(AIM): Could you return each line from the one bearing "Convert this screenshot" through the last line of the entries, exactly as it stands, with no pictures?

--- Start MATERIAL TO PROCESS ---

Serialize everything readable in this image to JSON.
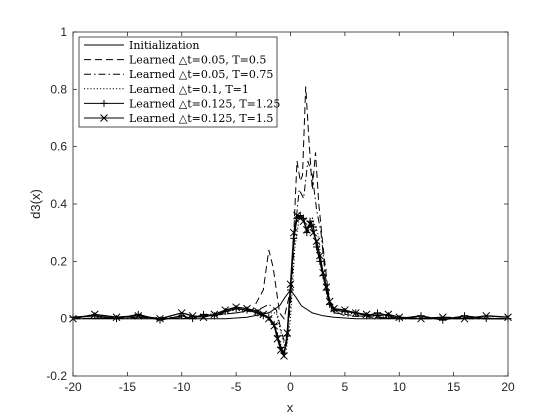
{
  "chart_data": {
    "type": "line",
    "title": "",
    "xlabel": "x",
    "ylabel": "d3(x)",
    "xlim": [
      -20,
      20
    ],
    "ylim": [
      -0.2,
      1
    ],
    "xticks": [
      "-20",
      "-15",
      "-10",
      "-5",
      "0",
      "5",
      "10",
      "15",
      "20"
    ],
    "yticks": [
      "-0.2",
      "0",
      "0.2",
      "0.4",
      "0.6",
      "0.8",
      "1"
    ],
    "grid": false,
    "legend_position": "top-left",
    "series": [
      {
        "name": "Initialization",
        "style": "solid",
        "marker": "none",
        "x": [
          -20,
          -6,
          -4,
          -2,
          -1,
          -0.5,
          0,
          0.5,
          1,
          2,
          3,
          4,
          6,
          20
        ],
        "y": [
          0,
          0,
          0.005,
          0.02,
          0.045,
          0.075,
          0.1,
          0.075,
          0.045,
          0.02,
          0.01,
          0.005,
          0,
          0
        ]
      },
      {
        "name": "Learned △t=0.05, T=0.5",
        "style": "dashed",
        "marker": "none",
        "x": [
          -20,
          -15,
          -10,
          -5,
          -3.5,
          -2.5,
          -2,
          -1.6,
          -1,
          -0.6,
          0,
          0.3,
          0.6,
          0.9,
          1.1,
          1.4,
          1.7,
          2,
          2.3,
          2.6,
          3,
          3.5,
          4,
          6,
          10,
          15,
          20
        ],
        "y": [
          0,
          0.005,
          0,
          0.02,
          0.03,
          0.1,
          0.24,
          0.18,
          0.02,
          0.0,
          0.1,
          0.3,
          0.55,
          0.48,
          0.5,
          0.81,
          0.62,
          0.45,
          0.58,
          0.4,
          0.25,
          0.08,
          0.02,
          0.01,
          0.0,
          0.005,
          0
        ]
      },
      {
        "name": "Learned △t=0.05, T=0.75",
        "style": "dashdot",
        "marker": "none",
        "x": [
          -20,
          -10,
          -5,
          -3,
          -2,
          -1.3,
          -0.8,
          -0.4,
          0,
          0.4,
          0.8,
          1.2,
          1.6,
          2,
          2.4,
          2.8,
          3.2,
          3.8,
          5,
          10,
          20
        ],
        "y": [
          0,
          0.005,
          0.02,
          0.03,
          0.05,
          0.03,
          -0.05,
          -0.1,
          0.05,
          0.3,
          0.45,
          0.42,
          0.55,
          0.5,
          0.38,
          0.3,
          0.15,
          0.03,
          0.01,
          0.0,
          0
        ]
      },
      {
        "name": "Learned △t=0.1, T=1",
        "style": "dotted",
        "marker": "none",
        "x": [
          -20,
          -10,
          -5,
          -2,
          -1.3,
          -0.8,
          -0.4,
          0,
          0.4,
          0.8,
          1.2,
          1.6,
          2,
          2.5,
          3,
          3.5,
          4,
          5,
          10,
          20
        ],
        "y": [
          0,
          0.0,
          0.03,
          0.02,
          0.02,
          -0.06,
          -0.11,
          0.0,
          0.25,
          0.35,
          0.35,
          0.3,
          0.35,
          0.3,
          0.15,
          0.05,
          0.02,
          0.02,
          0.0,
          0
        ]
      },
      {
        "name": "Learned △t=0.125, T=1.25",
        "style": "solid",
        "marker": "plus",
        "x": [
          -20,
          -18,
          -16,
          -14,
          -12,
          -10,
          -9,
          -8,
          -7,
          -6,
          -5,
          -4,
          -3,
          -2.5,
          -2,
          -1.5,
          -1.2,
          -0.9,
          -0.6,
          -0.3,
          0,
          0.3,
          0.6,
          0.9,
          1.2,
          1.5,
          1.8,
          2.1,
          2.4,
          2.7,
          3,
          3.3,
          3.6,
          4,
          5,
          6,
          7,
          8,
          9,
          10,
          12,
          14,
          16,
          18,
          20
        ],
        "y": [
          0.005,
          0.01,
          0.0,
          0.015,
          -0.005,
          0.01,
          0.0,
          0.015,
          0.01,
          0.025,
          0.035,
          0.03,
          0.02,
          0.01,
          0.005,
          -0.02,
          -0.06,
          -0.1,
          -0.12,
          -0.06,
          0.1,
          0.28,
          0.35,
          0.36,
          0.35,
          0.3,
          0.34,
          0.32,
          0.25,
          0.2,
          0.15,
          0.1,
          0.05,
          0.03,
          0.025,
          0.02,
          0.01,
          0.02,
          0.01,
          0.0,
          0.01,
          -0.005,
          0.01,
          0.0,
          0.0
        ]
      },
      {
        "name": "Learned △t=0.125, T=1.5",
        "style": "solid",
        "marker": "x",
        "x": [
          -20,
          -18,
          -16,
          -14,
          -12,
          -10,
          -9,
          -8,
          -7,
          -6,
          -5,
          -4,
          -3,
          -2.5,
          -2,
          -1.5,
          -1.2,
          -0.9,
          -0.6,
          -0.3,
          0,
          0.3,
          0.6,
          0.9,
          1.2,
          1.5,
          1.8,
          2.1,
          2.4,
          2.7,
          3,
          3.3,
          3.6,
          4,
          5,
          6,
          7,
          8,
          9,
          10,
          12,
          14,
          16,
          18,
          20
        ],
        "y": [
          0.0,
          0.015,
          0.005,
          0.01,
          0.0,
          0.02,
          0.01,
          0.005,
          0.015,
          0.03,
          0.04,
          0.035,
          0.025,
          0.015,
          0.0,
          -0.025,
          -0.07,
          -0.11,
          -0.13,
          -0.05,
          0.12,
          0.3,
          0.36,
          0.35,
          0.34,
          0.31,
          0.33,
          0.3,
          0.27,
          0.22,
          0.16,
          0.11,
          0.06,
          0.035,
          0.03,
          0.02,
          0.015,
          0.01,
          0.015,
          0.005,
          0.0,
          0.005,
          0.0,
          0.01,
          0.005
        ]
      }
    ]
  }
}
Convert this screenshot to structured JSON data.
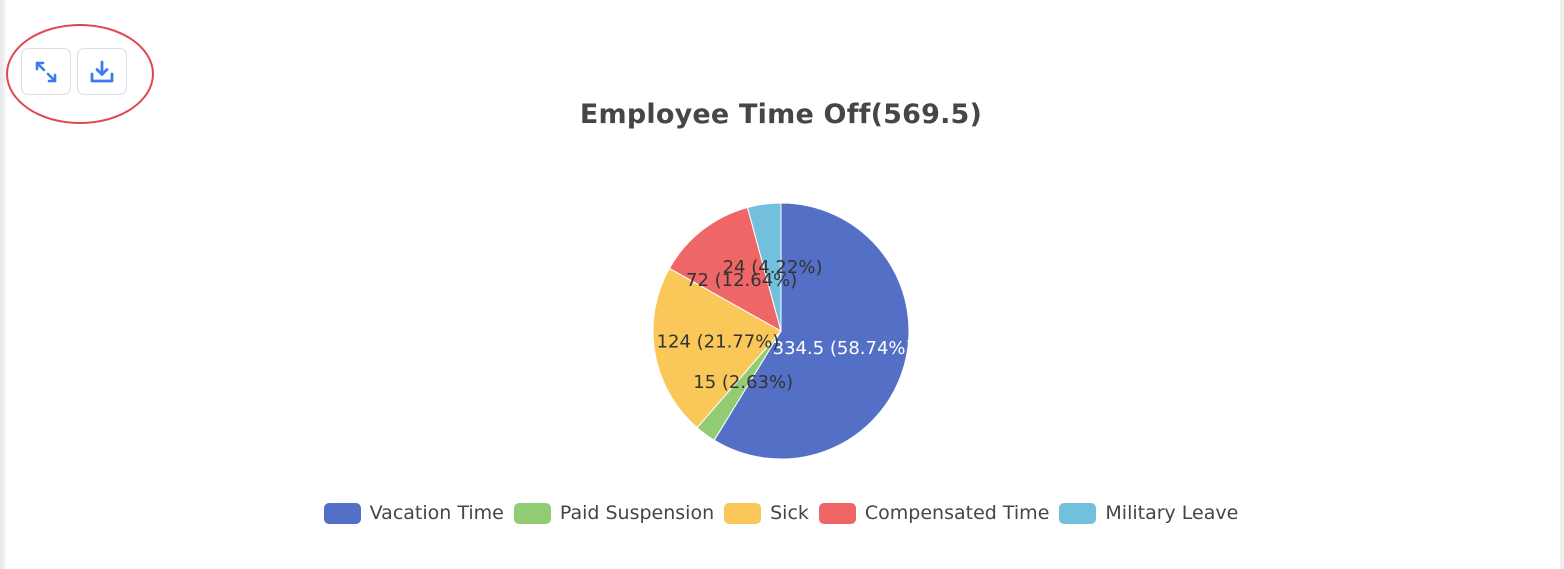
{
  "toolbar": {
    "fullscreen_icon": "expand-arrows-icon",
    "download_icon": "download-icon",
    "icon_color": "#3b7bf0",
    "highlight_color": "#e0474c"
  },
  "chart_data": {
    "type": "pie",
    "title": "Employee Time Off(569.5)",
    "total": 569.5,
    "slices": [
      {
        "name": "Vacation Time",
        "value": 334.5,
        "percent": 58.74,
        "label": "334.5 (58.74%)",
        "color": "#5470c6"
      },
      {
        "name": "Paid Suspension",
        "value": 15,
        "percent": 2.63,
        "label": "15 (2.63%)",
        "color": "#91cc75"
      },
      {
        "name": "Sick",
        "value": 124,
        "percent": 21.77,
        "label": "124 (21.77%)",
        "color": "#fac858"
      },
      {
        "name": "Compensated Time",
        "value": 72,
        "percent": 12.64,
        "label": "72 (12.64%)",
        "color": "#ee6666"
      },
      {
        "name": "Military Leave",
        "value": 24,
        "percent": 4.22,
        "label": "24 (4.22%)",
        "color": "#73c0de"
      }
    ],
    "legend_position": "bottom"
  }
}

--- End MATERIAL TO PROCESS ---

(SOLUTION TO THIS TASK):
Convert this screenshot to structured JSON data.
{
  "toolbar": {
    "fullscreen_icon": "expand-arrows-icon",
    "download_icon": "download-icon",
    "icon_color": "#3b7bf0",
    "highlight_color": "#e0474c"
  },
  "chart_data": {
    "type": "pie",
    "title": "Employee Time Off(569.5)",
    "total": 569.5,
    "slices": [
      {
        "name": "Vacation Time",
        "value": 334.5,
        "percent": 58.74,
        "label": "334.5 (58.74%)",
        "color": "#5470c6"
      },
      {
        "name": "Paid Suspension",
        "value": 15,
        "percent": 2.63,
        "label": "15 (2.63%)",
        "color": "#91cc75"
      },
      {
        "name": "Sick",
        "value": 124,
        "percent": 21.77,
        "label": "124 (21.77%)",
        "color": "#fac858"
      },
      {
        "name": "Compensated Time",
        "value": 72,
        "percent": 12.64,
        "label": "72 (12.64%)",
        "color": "#ee6666"
      },
      {
        "name": "Military Leave",
        "value": 24,
        "percent": 4.22,
        "label": "24 (4.22%)",
        "color": "#73c0de"
      }
    ],
    "legend_position": "bottom"
  }
}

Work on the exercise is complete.